Exercise instructions.
Give every entry again, unchanged, and leave its images out.

(begin)

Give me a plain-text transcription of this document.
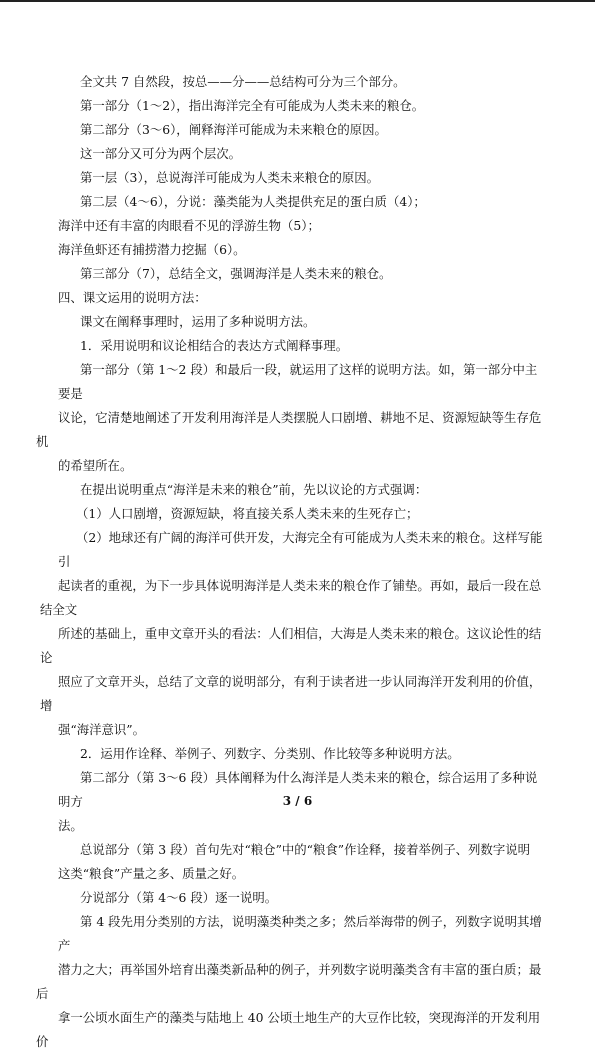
全文共 7 自然段，按总——分——总结构可分为三个部分。

第一部分（1～2），指出海洋完全有可能成为人类未来的粮仓。

第二部分（3～6），阐释海洋可能成为未来粮仓的原因。

这一部分又可分为两个层次。

第一层（3），总说海洋可能成为人类未来粮仓的原因。

第二层（4～6），分说：藻类能为人类提供充足的蛋白质（4）；

海洋中还有丰富的肉眼看不见的浮游生物（5）；

海洋鱼虾还有捕捞潜力挖掘（6）。

第三部分（7），总结全文，强调海洋是人类未来的粮仓。

四、课文运用的说明方法：

课文在阐释事理时，运用了多种说明方法。

1．采用说明和议论相结合的表达方式阐释事理。

第一部分（第 1～2 段）和最后一段，就运用了这样的说明方法。如，第一部分中主要是
议论，它清楚地阐述了开发利用海洋是人类摆脱人口剧增、耕地不足、资源短缺等生存危机
的希望所在。

在提出说明重点“海洋是未来的粮仓”前，先以议论的方式强调：

（1）人口剧增，资源短缺，将直接关系人类未来的生死存亡；

（2）地球还有广阔的海洋可供开发，大海完全有可能成为人类未来的粮仓。这样写能引
起读者的重视，为下一步具体说明海洋是人类未来的粮仓作了铺垫。再如，最后一段在总结全文
所述的基础上，重申文章开头的看法：人们相信，大海是人类未来的粮仓。这议论性的结论
照应了文章开头，总结了文章的说明部分，有利于读者进一步认同海洋开发利用的价值，增
强“海洋意识”。

2．运用作诠释、举例子、列数字、分类别、作比较等多种说明方法。

第二部分（第 3～6 段）具体阐释为什么海洋是人类未来的粮仓，综合运用了多种说明方
法。

总说部分（第 3 段）首句先对“粮仓”中的“粮食”作诠释，接着举例子、列数字说明
这类“粮食”产量之多、质量之好。

分说部分（第 4～6 段）逐一说明。

第 4 段先用分类别的方法，说明藻类种类之多；然后举海带的例子，列数字说明其增产
潜力之大；再举国外培育出藻类新品种的例子，并列数字说明藻类含有丰富的蛋白质；最后
拿一公顷水面生产的藻类与陆地上 40 公顷土地生产的大豆作比较，突现海洋的开发利用价

3 / 6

(end)

Exercise output.
Give me a plain-text transcription of this document.
全文共 7 自然段，按总——分——总结构可分为三个部分。

第一部分（1～2），指出海洋完全有可能成为人类未来的粮仓。

第二部分（3～6），阐释海洋可能成为未来粮仓的原因。

这一部分又可分为两个层次。

第一层（3），总说海洋可能成为人类未来粮仓的原因。

第二层（4～6），分说：藻类能为人类提供充足的蛋白质（4）；

海洋中还有丰富的肉眼看不见的浮游生物（5）；

海洋鱼虾还有捕捞潜力挖掘（6）。

第三部分（7），总结全文，强调海洋是人类未来的粮仓。

四、课文运用的说明方法：

课文在阐释事理时，运用了多种说明方法。

1．采用说明和议论相结合的表达方式阐释事理。

第一部分（第 1～2 段）和最后一段，就运用了这样的说明方法。如，第一部分中主要是
议论，它清楚地阐述了开发利用海洋是人类摆脱人口剧增、耕地不足、资源短缺等生存危机
的希望所在。

在提出说明重点“海洋是未来的粮仓”前，先以议论的方式强调：

（1）人口剧增，资源短缺，将直接关系人类未来的生死存亡；

（2）地球还有广阔的海洋可供开发，大海完全有可能成为人类未来的粮仓。这样写能引
起读者的重视，为下一步具体说明海洋是人类未来的粮仓作了铺垫。再如，最后一段在总结全文
所述的基础上，重申文章开头的看法：人们相信，大海是人类未来的粮仓。这议论性的结论
照应了文章开头，总结了文章的说明部分，有利于读者进一步认同海洋开发利用的价值，增
强“海洋意识”。

2．运用作诠释、举例子、列数字、分类别、作比较等多种说明方法。

第二部分（第 3～6 段）具体阐释为什么海洋是人类未来的粮仓，综合运用了多种说明方
法。

总说部分（第 3 段）首句先对“粮仓”中的“粮食”作诠释，接着举例子、列数字说明
这类“粮食”产量之多、质量之好。

分说部分（第 4～6 段）逐一说明。

第 4 段先用分类别的方法，说明藻类种类之多；然后举海带的例子，列数字说明其增产
潜力之大；再举国外培育出藻类新品种的例子，并列数字说明藻类含有丰富的蛋白质；最后
拿一公顷水面生产的藻类与陆地上 40 公顷土地生产的大豆作比较，突现海洋的开发利用价

3 / 6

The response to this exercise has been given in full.